=== SUPPLIED INFORMATION ===
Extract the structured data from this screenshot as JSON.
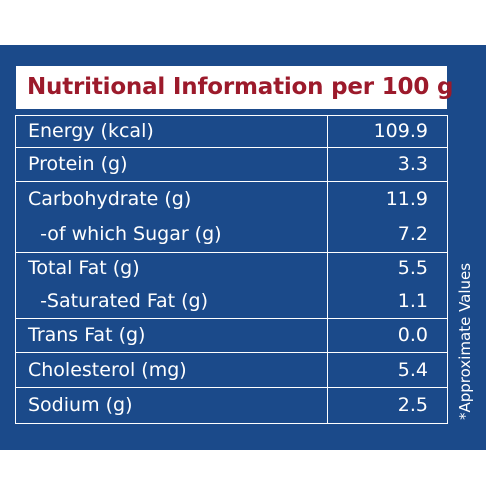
{
  "title": "Nutritional Information per 100 g",
  "rows": [
    {
      "label": "Energy (kcal)",
      "value": "109.9"
    },
    {
      "label": "Protein (g)",
      "value": "3.3"
    },
    {
      "label": "Carbohydrate (g)",
      "value": "11.9"
    },
    {
      "label": "  -of which Sugar (g)",
      "value": "7.2"
    },
    {
      "label": "Total Fat (g)",
      "value": "5.5"
    },
    {
      "label": "  -Saturated Fat (g)",
      "value": "1.1"
    },
    {
      "label": "Trans Fat (g)",
      "value": "0.0"
    },
    {
      "label": "Cholesterol (mg)",
      "value": "5.4"
    },
    {
      "label": "Sodium (g)",
      "value": "2.5"
    }
  ],
  "side_note": "*Approximate Values",
  "colors": {
    "panel_blue": "#1b4a8a",
    "title_red": "#9c1a2b",
    "text_white": "#ffffff"
  }
}
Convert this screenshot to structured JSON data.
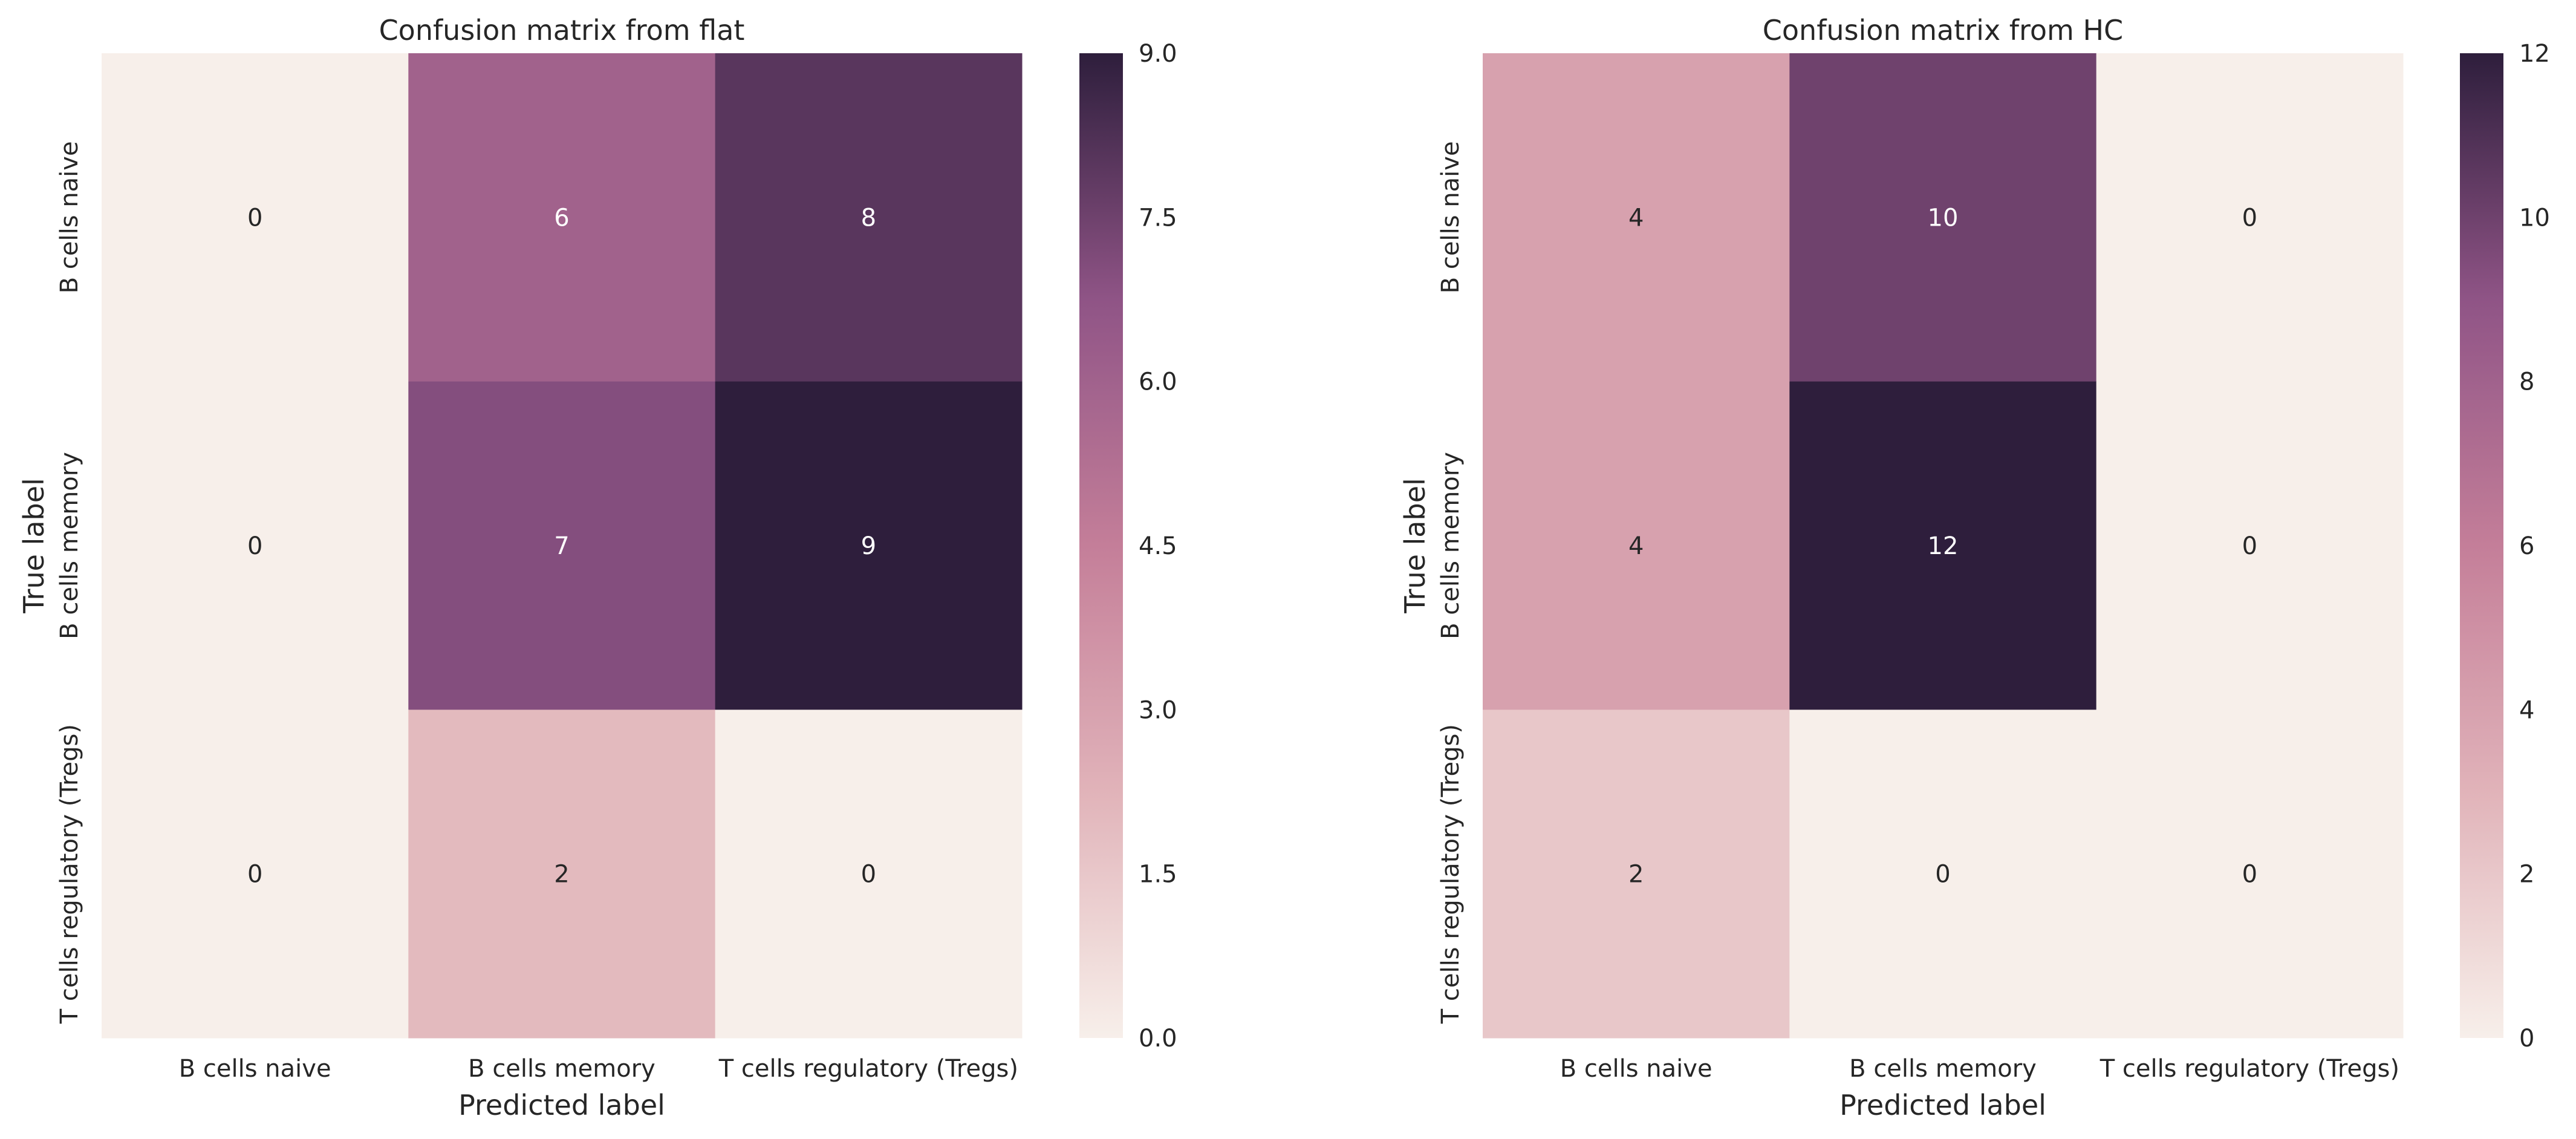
{
  "chart_data": [
    {
      "type": "heatmap",
      "title": "Confusion matrix from flat",
      "xlabel": "Predicted label",
      "ylabel": "True label",
      "x_categories": [
        "B cells naive",
        "B cells memory",
        "T cells regulatory (Tregs)"
      ],
      "y_categories": [
        "B cells naive",
        "B cells memory",
        "T cells regulatory (Tregs)"
      ],
      "values": [
        [
          0,
          6,
          8
        ],
        [
          0,
          7,
          9
        ],
        [
          0,
          2,
          0
        ]
      ],
      "colorbar": {
        "vmin": 0,
        "vmax": 9,
        "ticks": [
          "0.0",
          "1.5",
          "3.0",
          "4.5",
          "6.0",
          "7.5",
          "9.0"
        ]
      }
    },
    {
      "type": "heatmap",
      "title": "Confusion matrix from HC",
      "xlabel": "Predicted label",
      "ylabel": "True label",
      "x_categories": [
        "B cells naive",
        "B cells memory",
        "T cells regulatory (Tregs)"
      ],
      "y_categories": [
        "B cells naive",
        "B cells memory",
        "T cells regulatory (Tregs)"
      ],
      "values": [
        [
          4,
          10,
          0
        ],
        [
          4,
          12,
          0
        ],
        [
          2,
          0,
          0
        ]
      ],
      "colorbar": {
        "vmin": 0,
        "vmax": 12,
        "ticks": [
          "0",
          "2",
          "4",
          "6",
          "8",
          "10",
          "12"
        ]
      }
    }
  ],
  "colors": {
    "low": "#f7efea",
    "mid": "#e1b3b9",
    "mid2": "#c47e99",
    "mid3": "#8f5486",
    "high": "#2e1e3c",
    "text_dark": "#262626",
    "text_light": "#ffffff"
  }
}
===
(EXERCISE REQUIREMENTS): Return each line in the records that holds the string "structured".

(SOLVED PROBLEM):
Extract the structured data from this screenshot as JSON.
Convert this screenshot to structured JSON data.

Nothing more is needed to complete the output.